====== Material for this exercise

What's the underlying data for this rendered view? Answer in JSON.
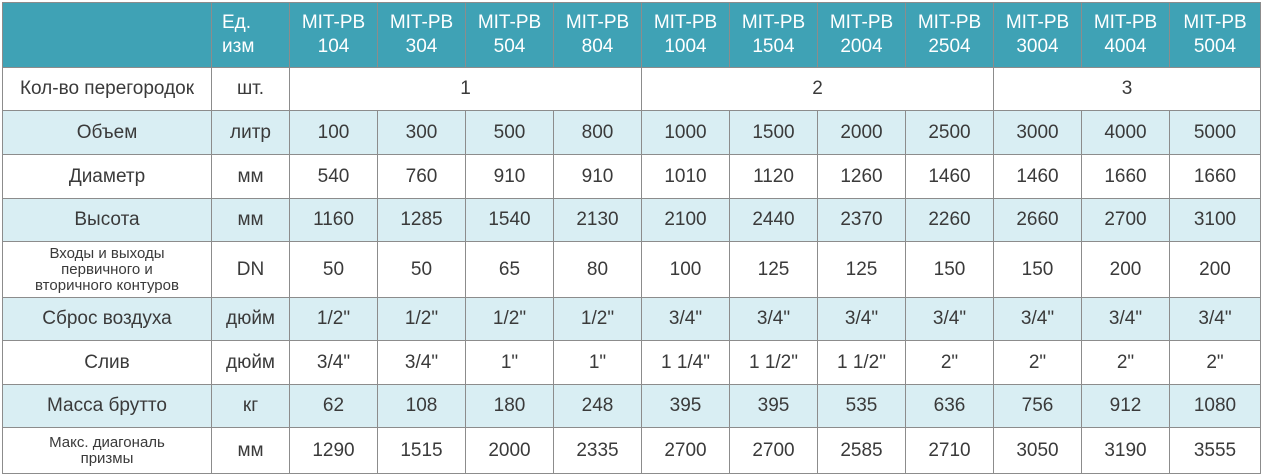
{
  "header": {
    "unit_line1": "Ед.",
    "unit_line2": "изм",
    "models": [
      {
        "line1": "MIT-PB",
        "line2": "104"
      },
      {
        "line1": "MIT-PB",
        "line2": "304"
      },
      {
        "line1": "MIT-PB",
        "line2": "504"
      },
      {
        "line1": "MIT-PB",
        "line2": "804"
      },
      {
        "line1": "MIT-PB",
        "line2": "1004"
      },
      {
        "line1": "MIT-PB",
        "line2": "1504"
      },
      {
        "line1": "MIT-PB",
        "line2": "2004"
      },
      {
        "line1": "MIT-PB",
        "line2": "2504"
      },
      {
        "line1": "MIT-PB",
        "line2": "3004"
      },
      {
        "line1": "MIT-PB",
        "line2": "4004"
      },
      {
        "line1": "MIT-PB",
        "line2": "5004"
      }
    ]
  },
  "rows": {
    "partitions": {
      "label": "Кол-во перегородок",
      "unit": "шт.",
      "groups": [
        "1",
        "2",
        "3"
      ]
    },
    "volume": {
      "label": "Объем",
      "unit": "литр",
      "values": [
        "100",
        "300",
        "500",
        "800",
        "1000",
        "1500",
        "2000",
        "2500",
        "3000",
        "4000",
        "5000"
      ]
    },
    "diameter": {
      "label": "Диаметр",
      "unit": "мм",
      "values": [
        "540",
        "760",
        "910",
        "910",
        "1010",
        "1120",
        "1260",
        "1460",
        "1460",
        "1660",
        "1660"
      ]
    },
    "height": {
      "label": "Высота",
      "unit": "мм",
      "values": [
        "1160",
        "1285",
        "1540",
        "2130",
        "2100",
        "2440",
        "2370",
        "2260",
        "2660",
        "2700",
        "3100"
      ]
    },
    "inout": {
      "label_line1": "Входы и выходы",
      "label_line2": "первичного и",
      "label_line3": "вторичного контуров",
      "unit": "DN",
      "values": [
        "50",
        "50",
        "65",
        "80",
        "100",
        "125",
        "125",
        "150",
        "150",
        "200",
        "200"
      ]
    },
    "air": {
      "label": "Сброс воздуха",
      "unit": "дюйм",
      "values": [
        "1/2\"",
        "1/2\"",
        "1/2\"",
        "1/2\"",
        "3/4\"",
        "3/4\"",
        "3/4\"",
        "3/4\"",
        "3/4\"",
        "3/4\"",
        "3/4\""
      ]
    },
    "drain": {
      "label": "Слив",
      "unit": "дюйм",
      "values": [
        "3/4\"",
        "3/4\"",
        "1\"",
        "1\"",
        "1 1/4\"",
        "1 1/2\"",
        "1 1/2\"",
        "2\"",
        "2\"",
        "2\"",
        "2\""
      ]
    },
    "mass": {
      "label": "Масса брутто",
      "unit": "кг",
      "values": [
        "62",
        "108",
        "180",
        "248",
        "395",
        "395",
        "535",
        "636",
        "756",
        "912",
        "1080"
      ]
    },
    "diagonal": {
      "label_line1": "Макс. диагональ",
      "label_line2": "призмы",
      "unit": "мм",
      "values": [
        "1290",
        "1515",
        "2000",
        "2335",
        "2700",
        "2700",
        "2585",
        "2710",
        "3050",
        "3190",
        "3555"
      ]
    }
  }
}
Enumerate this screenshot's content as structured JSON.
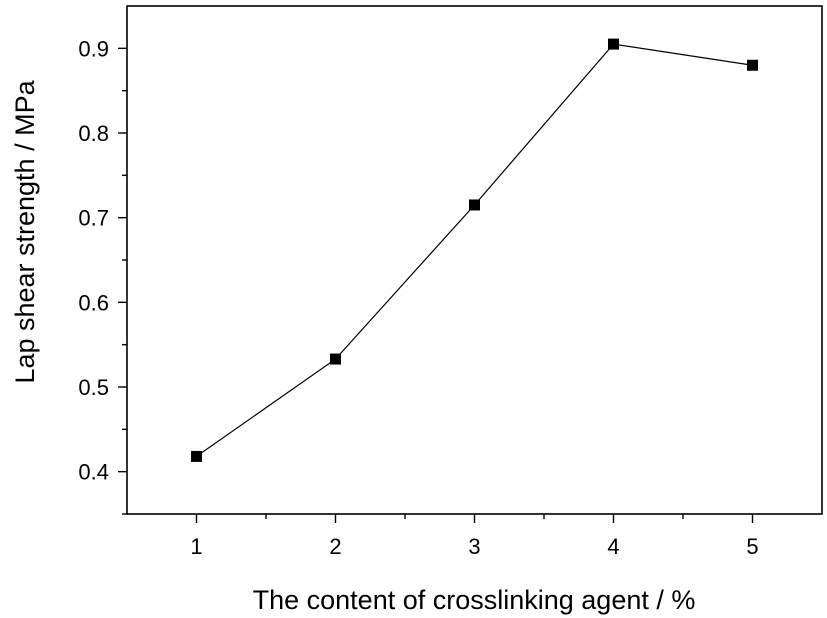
{
  "chart_data": {
    "type": "line",
    "title": "",
    "xlabel": "The content of crosslinking agent  / %",
    "ylabel": "Lap shear strength  / MPa",
    "xlim": [
      0.5,
      5.5
    ],
    "ylim": [
      0.35,
      0.95
    ],
    "xticks": [
      1,
      2,
      3,
      4,
      5
    ],
    "xtick_labels": [
      "1",
      "2",
      "3",
      "4",
      "5"
    ],
    "yticks": [
      0.4,
      0.5,
      0.6,
      0.7,
      0.8,
      0.9
    ],
    "ytick_labels": [
      "0.4",
      "0.5",
      "0.6",
      "0.7",
      "0.8",
      "0.9"
    ],
    "grid": false,
    "legend": "none",
    "marker": "square",
    "color": "#000000",
    "series": [
      {
        "x": [
          1,
          2,
          3,
          4,
          5
        ],
        "y": [
          0.418,
          0.533,
          0.715,
          0.905,
          0.88
        ]
      }
    ]
  }
}
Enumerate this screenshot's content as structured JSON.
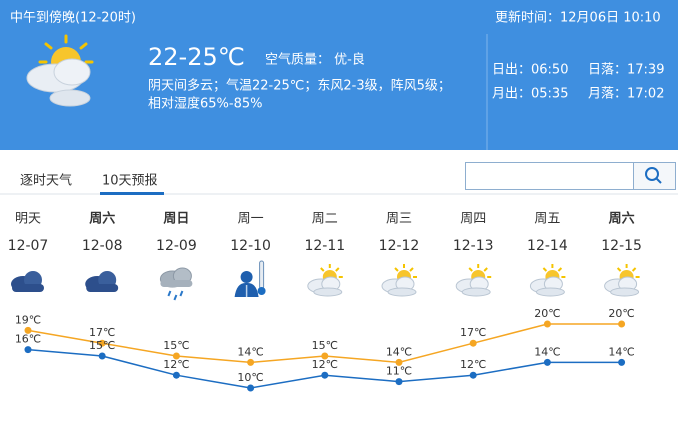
{
  "header": {
    "title": "中午到傍晚(12-20时)",
    "update_time": "更新时间：12月06日 10:10",
    "temperature": "22-25℃",
    "air_quality": "空气质量： 优-良",
    "description": "阴天间多云；气温22-25℃；东风2-3级，阵风5级；",
    "humidity": "相对湿度65%-85%",
    "sunrise": "日出：06:50",
    "sunset": "日落：17:39",
    "moonrise": "月出：05:35",
    "moonset": "月落：17:02"
  },
  "tabs": [
    "逐时天气",
    "10天预报"
  ],
  "chart_data": {
    "type": "line",
    "weekdays": [
      "明天",
      "周六",
      "周日",
      "周一",
      "周二",
      "周三",
      "周四",
      "周五",
      "周六"
    ],
    "categories": [
      "12-07",
      "12-08",
      "12-09",
      "12-10",
      "12-11",
      "12-12",
      "12-13",
      "12-14",
      "12-15"
    ],
    "series": [
      {
        "color": "#f5a623",
        "values": [
          19,
          17,
          15,
          14,
          15,
          14,
          17,
          20,
          20
        ],
        "value_labels": [
          "19℃",
          "17℃",
          "15℃",
          "14℃",
          "15℃",
          "14℃",
          "17℃",
          "20℃",
          "20℃"
        ]
      },
      {
        "color": "#1c6dc2",
        "values": [
          16,
          15,
          12,
          10,
          12,
          11,
          12,
          14,
          14
        ],
        "value_labels": [
          "16℃",
          "15℃",
          "12℃",
          "10℃",
          "12℃",
          "11℃",
          "12℃",
          "14℃",
          "14℃"
        ]
      }
    ]
  }
}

============

Copy out every line of the listing that includes the string "color".

    "color": "#000000",
        "color": "#f5a623",
        "color": "#1c6dc2",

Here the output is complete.